Below is the data. Give it again, complete and exact.

[start]

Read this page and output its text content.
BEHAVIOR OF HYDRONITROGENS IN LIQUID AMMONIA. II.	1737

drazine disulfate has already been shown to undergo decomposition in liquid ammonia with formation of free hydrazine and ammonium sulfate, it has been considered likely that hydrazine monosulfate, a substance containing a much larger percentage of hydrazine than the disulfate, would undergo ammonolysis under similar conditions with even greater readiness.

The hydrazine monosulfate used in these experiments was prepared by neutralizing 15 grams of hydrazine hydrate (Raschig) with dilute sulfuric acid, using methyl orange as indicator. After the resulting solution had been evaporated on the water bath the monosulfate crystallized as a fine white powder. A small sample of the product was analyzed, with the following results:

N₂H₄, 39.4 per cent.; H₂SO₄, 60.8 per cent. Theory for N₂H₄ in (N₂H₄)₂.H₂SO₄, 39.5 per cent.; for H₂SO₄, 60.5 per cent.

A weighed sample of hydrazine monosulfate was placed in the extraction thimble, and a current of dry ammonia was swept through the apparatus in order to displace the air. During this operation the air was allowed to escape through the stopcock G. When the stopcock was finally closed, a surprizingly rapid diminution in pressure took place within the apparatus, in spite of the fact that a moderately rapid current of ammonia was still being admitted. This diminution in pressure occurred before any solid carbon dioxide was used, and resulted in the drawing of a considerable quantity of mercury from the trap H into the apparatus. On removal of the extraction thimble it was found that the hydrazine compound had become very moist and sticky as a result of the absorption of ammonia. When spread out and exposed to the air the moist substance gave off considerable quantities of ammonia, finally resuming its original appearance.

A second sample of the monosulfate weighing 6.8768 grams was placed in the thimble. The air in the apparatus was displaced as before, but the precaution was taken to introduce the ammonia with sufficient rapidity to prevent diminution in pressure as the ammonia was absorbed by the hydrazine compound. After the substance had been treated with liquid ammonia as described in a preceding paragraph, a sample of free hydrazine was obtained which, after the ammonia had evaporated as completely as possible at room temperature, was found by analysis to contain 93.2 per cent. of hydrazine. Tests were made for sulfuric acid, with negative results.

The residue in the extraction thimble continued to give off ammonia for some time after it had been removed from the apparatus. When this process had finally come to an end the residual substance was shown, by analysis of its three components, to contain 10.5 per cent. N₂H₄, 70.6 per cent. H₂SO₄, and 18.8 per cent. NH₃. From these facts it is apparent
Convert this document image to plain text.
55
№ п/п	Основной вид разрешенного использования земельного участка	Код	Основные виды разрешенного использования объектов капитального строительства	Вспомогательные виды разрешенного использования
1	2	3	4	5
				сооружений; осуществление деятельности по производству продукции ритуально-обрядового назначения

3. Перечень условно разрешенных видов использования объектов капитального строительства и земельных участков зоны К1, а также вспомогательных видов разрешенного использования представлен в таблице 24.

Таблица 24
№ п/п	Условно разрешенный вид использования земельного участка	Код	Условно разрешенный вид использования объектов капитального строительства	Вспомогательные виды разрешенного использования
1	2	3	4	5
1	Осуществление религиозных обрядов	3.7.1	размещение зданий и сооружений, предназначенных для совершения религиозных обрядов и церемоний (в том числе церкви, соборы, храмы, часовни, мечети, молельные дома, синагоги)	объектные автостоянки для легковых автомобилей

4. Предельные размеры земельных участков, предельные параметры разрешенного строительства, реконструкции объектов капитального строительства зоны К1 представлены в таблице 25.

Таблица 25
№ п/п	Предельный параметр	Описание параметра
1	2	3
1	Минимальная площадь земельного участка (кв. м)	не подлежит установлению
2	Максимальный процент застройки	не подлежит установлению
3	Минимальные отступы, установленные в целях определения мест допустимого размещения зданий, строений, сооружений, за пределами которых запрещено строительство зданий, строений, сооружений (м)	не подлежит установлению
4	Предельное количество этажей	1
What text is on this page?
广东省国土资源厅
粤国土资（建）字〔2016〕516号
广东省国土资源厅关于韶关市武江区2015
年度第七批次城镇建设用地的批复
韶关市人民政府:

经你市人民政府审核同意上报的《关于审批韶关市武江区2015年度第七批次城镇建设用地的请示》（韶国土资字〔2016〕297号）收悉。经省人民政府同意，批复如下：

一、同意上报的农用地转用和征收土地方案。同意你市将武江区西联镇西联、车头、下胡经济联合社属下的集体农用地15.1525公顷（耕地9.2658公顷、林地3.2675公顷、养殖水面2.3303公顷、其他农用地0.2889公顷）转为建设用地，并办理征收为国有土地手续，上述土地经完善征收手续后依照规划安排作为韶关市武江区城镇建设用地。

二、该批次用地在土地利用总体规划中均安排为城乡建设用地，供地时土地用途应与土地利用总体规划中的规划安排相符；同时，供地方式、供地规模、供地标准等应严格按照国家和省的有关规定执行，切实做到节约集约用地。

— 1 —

[end]

FINISHED EXERCISE:
Read this page and output its text content.
BEHAVIOR OF HYDRONITROGENS IN LIQUID AMMONIA. II.	1737

drazine disulfate has already been shown to undergo decomposition in liquid ammonia with formation of free hydrazine and ammonium sulfate, it has been considered likely that hydrazine monosulfate, a substance containing a much larger percentage of hydrazine than the disulfate, would undergo ammonolysis under similar conditions with even greater readiness.

The hydrazine monosulfate used in these experiments was prepared by neutralizing 15 grams of hydrazine hydrate (Raschig) with dilute sulfuric acid, using methyl orange as indicator. After the resulting solution had been evaporated on the water bath the monosulfate crystallized as a fine white powder. A small sample of the product was analyzed, with the following results:

N₂H₄, 39.4 per cent.; H₂SO₄, 60.8 per cent. Theory for N₂H₄ in (N₂H₄)₂.H₂SO₄, 39.5 per cent.; for H₂SO₄, 60.5 per cent.

A weighed sample of hydrazine monosulfate was placed in the extraction thimble, and a current of dry ammonia was swept through the apparatus in order to displace the air. During this operation the air was allowed to escape through the stopcock G. When the stopcock was finally closed, a surprizingly rapid diminution in pressure took place within the apparatus, in spite of the fact that a moderately rapid current of ammonia was still being admitted. This diminution in pressure occurred before any solid carbon dioxide was used, and resulted in the drawing of a considerable quantity of mercury from the trap H into the apparatus. On removal of the extraction thimble it was found that the hydrazine compound had become very moist and sticky as a result of the absorption of ammonia. When spread out and exposed to the air the moist substance gave off considerable quantities of ammonia, finally resuming its original appearance.

A second sample of the monosulfate weighing 6.8768 grams was placed in the thimble. The air in the apparatus was displaced as before, but the precaution was taken to introduce the ammonia with sufficient rapidity to prevent diminution in pressure as the ammonia was absorbed by the hydrazine compound. After the substance had been treated with liquid ammonia as described in a preceding paragraph, a sample of free hydrazine was obtained which, after the ammonia had evaporated as completely as possible at room temperature, was found by analysis to contain 93.2 per cent. of hydrazine. Tests were made for sulfuric acid, with negative results.

The residue in the extraction thimble continued to give off ammonia for some time after it had been removed from the apparatus. When this process had finally come to an end the residual substance was shown, by analysis of its three components, to contain 10.5 per cent. N₂H₄, 70.6 per cent. H₂SO₄, and 18.8 per cent. NH₃. From these facts it is apparent
Convert this document image to plain text.
55
№ п/п	Основной вид разрешенного использования земельного участка	Код	Основные виды разрешенного использования объектов капитального строительства	Вспомогательные виды разрешенного использования
1	2	3	4	5
				сооружений; осуществление деятельности по производству продукции ритуально-обрядового назначения

3. Перечень условно разрешенных видов использования объектов капитального строительства и земельных участков зоны К1, а также вспомогательных видов разрешенного использования представлен в таблице 24.

Таблица 24
№ п/п	Условно разрешенный вид использования земельного участка	Код	Условно разрешенный вид использования объектов капитального строительства	Вспомогательные виды разрешенного использования
1	2	3	4	5
1	Осуществление религиозных обрядов	3.7.1	размещение зданий и сооружений, предназначенных для совершения религиозных обрядов и церемоний (в том числе церкви, соборы, храмы, часовни, мечети, молельные дома, синагоги)	объектные автостоянки для легковых автомобилей

4. Предельные размеры земельных участков, предельные параметры разрешенного строительства, реконструкции объектов капитального строительства зоны К1 представлены в таблице 25.

Таблица 25
№ п/п	Предельный параметр	Описание параметра
1	2	3
1	Минимальная площадь земельного участка (кв. м)	не подлежит установлению
2	Максимальный процент застройки	не подлежит установлению
3	Минимальные отступы, установленные в целях определения мест допустимого размещения зданий, строений, сооружений, за пределами которых запрещено строительство зданий, строений, сооружений (м)	не подлежит установлению
4	Предельное количество этажей	1
What text is on this page?
广东省国土资源厅
粤国土资（建）字〔2016〕516号
广东省国土资源厅关于韶关市武江区2015
年度第七批次城镇建设用地的批复
韶关市人民政府:

经你市人民政府审核同意上报的《关于审批韶关市武江区2015年度第七批次城镇建设用地的请示》（韶国土资字〔2016〕297号）收悉。经省人民政府同意，批复如下：

一、同意上报的农用地转用和征收土地方案。同意你市将武江区西联镇西联、车头、下胡经济联合社属下的集体农用地15.1525公顷（耕地9.2658公顷、林地3.2675公顷、养殖水面2.3303公顷、其他农用地0.2889公顷）转为建设用地，并办理征收为国有土地手续，上述土地经完善征收手续后依照规划安排作为韶关市武江区城镇建设用地。

二、该批次用地在土地利用总体规划中均安排为城乡建设用地，供地时土地用途应与土地利用总体规划中的规划安排相符；同时，供地方式、供地规模、供地标准等应严格按照国家和省的有关规定执行，切实做到节约集约用地。

— 1 —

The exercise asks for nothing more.